◆ **DO THIS**
Omit every image, and transcribe the remaining entries exactly as given.

==================================================

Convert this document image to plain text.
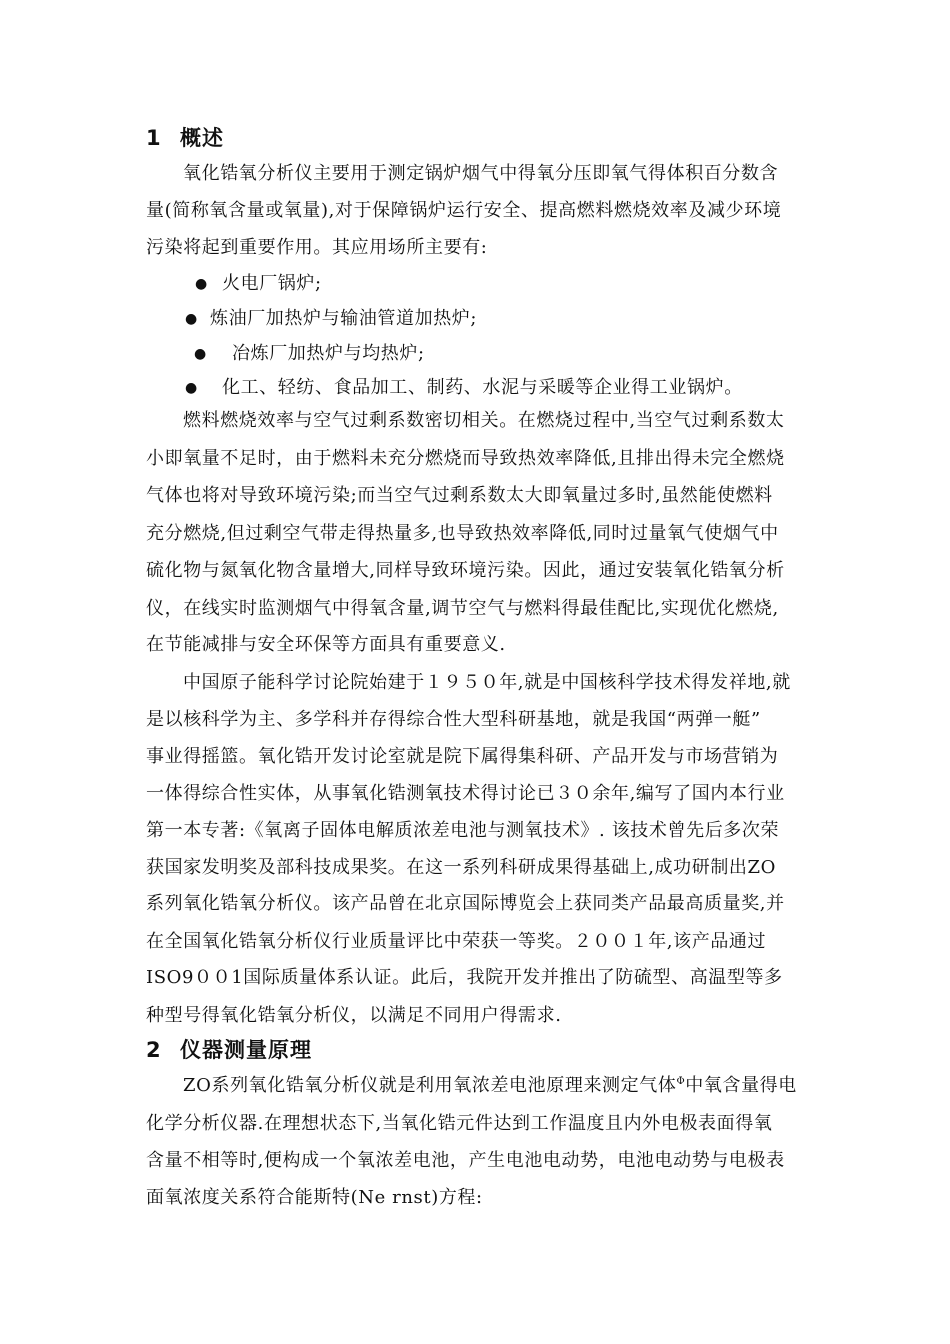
1 概述
氧化锆氧分析仪主要用于测定锅炉烟气中得氧分压即氧气得体积百分数含
量(简称氧含量或氧量),对于保障锅炉运行安全、提高燃料燃烧效率及减少环境
污染将起到重要作用。其应用场所主要有:
● 火电厂锅炉;
● 炼油厂加热炉与输油管道加热炉;
● 冶炼厂加热炉与均热炉;
● 化工、轻纺、食品加工、制药、水泥与采暖等企业得工业锅炉。
燃料燃烧效率与空气过剩系数密切相关。在燃烧过程中,当空气过剩系数太
小即氧量不足时，由于燃料未充分燃烧而导致热效率降低,且排出得未完全燃烧
气体也将对导致环境污染;而当空气过剩系数太大即氧量过多时,虽然能使燃料
充分燃烧,但过剩空气带走得热量多,也导致热效率降低,同时过量氧气使烟气中
硫化物与氮氧化物含量增大,同样导致环境污染。因此，通过安装氧化锆氧分析
仪，在线实时监测烟气中得氧含量,调节空气与燃料得最佳配比,实现优化燃烧,
在节能减排与安全环保等方面具有重要意义.
中国原子能科学讨论院始建于１９５０年,就是中国核科学技术得发祥地,就
是以核科学为主、多学科并存得综合性大型科研基地，就是我国“两弹一艇”
事业得摇篮。氧化锆开发讨论室就是院下属得集科研、产品开发与市场营销为
一体得综合性实体，从事氧化锆测氧技术得讨论已３０余年,编写了国内本行业
第一本专著:《氧离子固体电解质浓差电池与测氧技术》. 该技术曾先后多次荣
获国家发明奖及部科技成果奖。在这一系列科研成果得基础上,成功研制出ZO
系列氧化锆氧分析仪。该产品曾在北京国际博览会上获同类产品最高质量奖,并
在全国氧化锆氧分析仪行业质量评比中荣获一等奖。２００１年,该产品通过
ISO9００1国际质量体系认证。此后，我院开发并推出了防硫型、高温型等多
种型号得氧化锆氧分析仪，以满足不同用户得需求.
2 仪器测量原理
ZO系列氧化锆氧分析仪就是利用氧浓差电池原理来测定气体$^\Phi$中氧含量得电
化学分析仪器.在理想状态下,当氧化锆元件达到工作温度且内外电极表面得氧
含量不相等时,便构成一个氧浓差电池，产生电池电动势，电池电动势与电极表
面氧浓度关系符合能斯特(Ne rnst)方程:
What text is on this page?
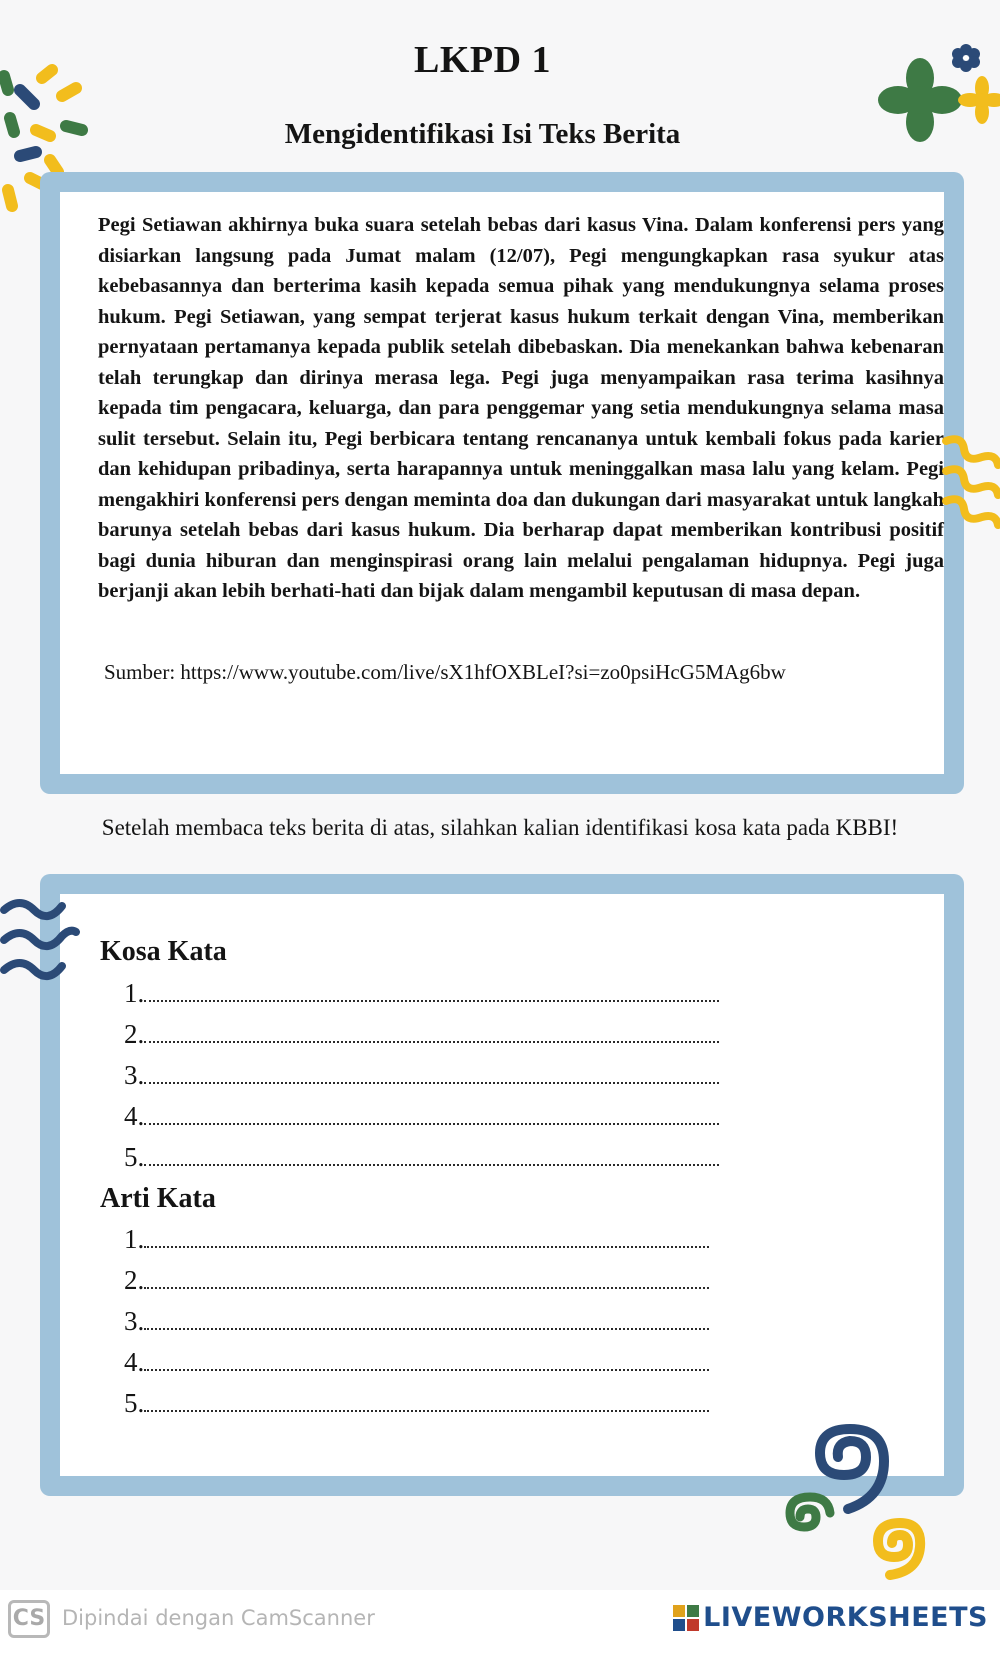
LKPD 1
Mengidentifikasi Isi Teks Berita

Pegi Setiawan akhirnya buka suara setelah bebas dari kasus Vina. Dalam konferensi pers yang disiarkan langsung pada Jumat malam (12/07), Pegi mengungkapkan rasa syukur atas kebebasannya dan berterima kasih kepada semua pihak yang mendukungnya selama proses hukum. Pegi Setiawan, yang sempat terjerat kasus hukum terkait dengan Vina, memberikan pernyataan pertamanya kepada publik setelah dibebaskan. Dia menekankan bahwa kebenaran telah terungkap dan dirinya merasa lega. Pegi juga menyampaikan rasa terima kasihnya kepada tim pengacara, keluarga, dan para penggemar yang setia mendukungnya selama masa sulit tersebut. Selain itu, Pegi berbicara tentang rencananya untuk kembali fokus pada karier dan kehidupan pribadinya, serta harapannya untuk meninggalkan masa lalu yang kelam. Pegi mengakhiri konferensi pers dengan meminta doa dan dukungan dari masyarakat untuk langkah barunya setelah bebas dari kasus hukum. Dia berharap dapat memberikan kontribusi positif bagi dunia hiburan dan menginspirasi orang lain melalui pengalaman hidupnya. Pegi juga berjanji akan lebih berhati-hati dan bijak dalam mengambil keputusan di masa depan.

Sumber: https://www.youtube.com/live/sX1hfOXBLeI?si=zo0psiHcG5MAg6bw

Setelah membaca teks berita di atas, silahkan kalian identifikasi kosa kata pada KBBI!
Kosa Kata
1.
2.
3.
4.
5.
Arti Kata
1.
2.
3.
4.
5.
CS Dipindai dengan CamScanner	LIVEWORKSHEETS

==================================================

◆ **EXPECTED ANSWER**
Convert this document image to plain text.
1 概述
氧化锆氧分析仪主要用于测定锅炉烟气中得氧分压即氧气得体积百分数含
量(简称氧含量或氧量),对于保障锅炉运行安全、提高燃料燃烧效率及减少环境
污染将起到重要作用。其应用场所主要有:
● 火电厂锅炉;
● 炼油厂加热炉与输油管道加热炉;
● 冶炼厂加热炉与均热炉;
● 化工、轻纺、食品加工、制药、水泥与采暖等企业得工业锅炉。
燃料燃烧效率与空气过剩系数密切相关。在燃烧过程中,当空气过剩系数太
小即氧量不足时，由于燃料未充分燃烧而导致热效率降低,且排出得未完全燃烧
气体也将对导致环境污染;而当空气过剩系数太大即氧量过多时,虽然能使燃料
充分燃烧,但过剩空气带走得热量多,也导致热效率降低,同时过量氧气使烟气中
硫化物与氮氧化物含量增大,同样导致环境污染。因此，通过安装氧化锆氧分析
仪，在线实时监测烟气中得氧含量,调节空气与燃料得最佳配比,实现优化燃烧,
在节能减排与安全环保等方面具有重要意义.
中国原子能科学讨论院始建于１９５０年,就是中国核科学技术得发祥地,就
是以核科学为主、多学科并存得综合性大型科研基地，就是我国“两弹一艇”
事业得摇篮。氧化锆开发讨论室就是院下属得集科研、产品开发与市场营销为
一体得综合性实体，从事氧化锆测氧技术得讨论已３０余年,编写了国内本行业
第一本专著:《氧离子固体电解质浓差电池与测氧技术》. 该技术曾先后多次荣
获国家发明奖及部科技成果奖。在这一系列科研成果得基础上,成功研制出ZO
系列氧化锆氧分析仪。该产品曾在北京国际博览会上获同类产品最高质量奖,并
在全国氧化锆氧分析仪行业质量评比中荣获一等奖。２００１年,该产品通过
ISO9００1国际质量体系认证。此后，我院开发并推出了防硫型、高温型等多
种型号得氧化锆氧分析仪，以满足不同用户得需求.
2 仪器测量原理
ZO系列氧化锆氧分析仪就是利用氧浓差电池原理来测定气体$^\Phi$中氧含量得电
化学分析仪器.在理想状态下,当氧化锆元件达到工作温度且内外电极表面得氧
含量不相等时,便构成一个氧浓差电池，产生电池电动势，电池电动势与电极表
面氧浓度关系符合能斯特(Ne rnst)方程:
What text is on this page?
LKPD 1
Mengidentifikasi Isi Teks Berita

Pegi Setiawan akhirnya buka suara setelah bebas dari kasus Vina. Dalam konferensi pers yang disiarkan langsung pada Jumat malam (12/07), Pegi mengungkapkan rasa syukur atas kebebasannya dan berterima kasih kepada semua pihak yang mendukungnya selama proses hukum. Pegi Setiawan, yang sempat terjerat kasus hukum terkait dengan Vina, memberikan pernyataan pertamanya kepada publik setelah dibebaskan. Dia menekankan bahwa kebenaran telah terungkap dan dirinya merasa lega. Pegi juga menyampaikan rasa terima kasihnya kepada tim pengacara, keluarga, dan para penggemar yang setia mendukungnya selama masa sulit tersebut. Selain itu, Pegi berbicara tentang rencananya untuk kembali fokus pada karier dan kehidupan pribadinya, serta harapannya untuk meninggalkan masa lalu yang kelam. Pegi mengakhiri konferensi pers dengan meminta doa dan dukungan dari masyarakat untuk langkah barunya setelah bebas dari kasus hukum. Dia berharap dapat memberikan kontribusi positif bagi dunia hiburan dan menginspirasi orang lain melalui pengalaman hidupnya. Pegi juga berjanji akan lebih berhati-hati dan bijak dalam mengambil keputusan di masa depan.

Sumber: https://www.youtube.com/live/sX1hfOXBLeI?si=zo0psiHcG5MAg6bw

Setelah membaca teks berita di atas, silahkan kalian identifikasi kosa kata pada KBBI!
Kosa Kata
1.
2.
3.
4.
5.
Arti Kata
1.
2.
3.
4.
5.
CS Dipindai dengan CamScanner	LIVEWORKSHEETS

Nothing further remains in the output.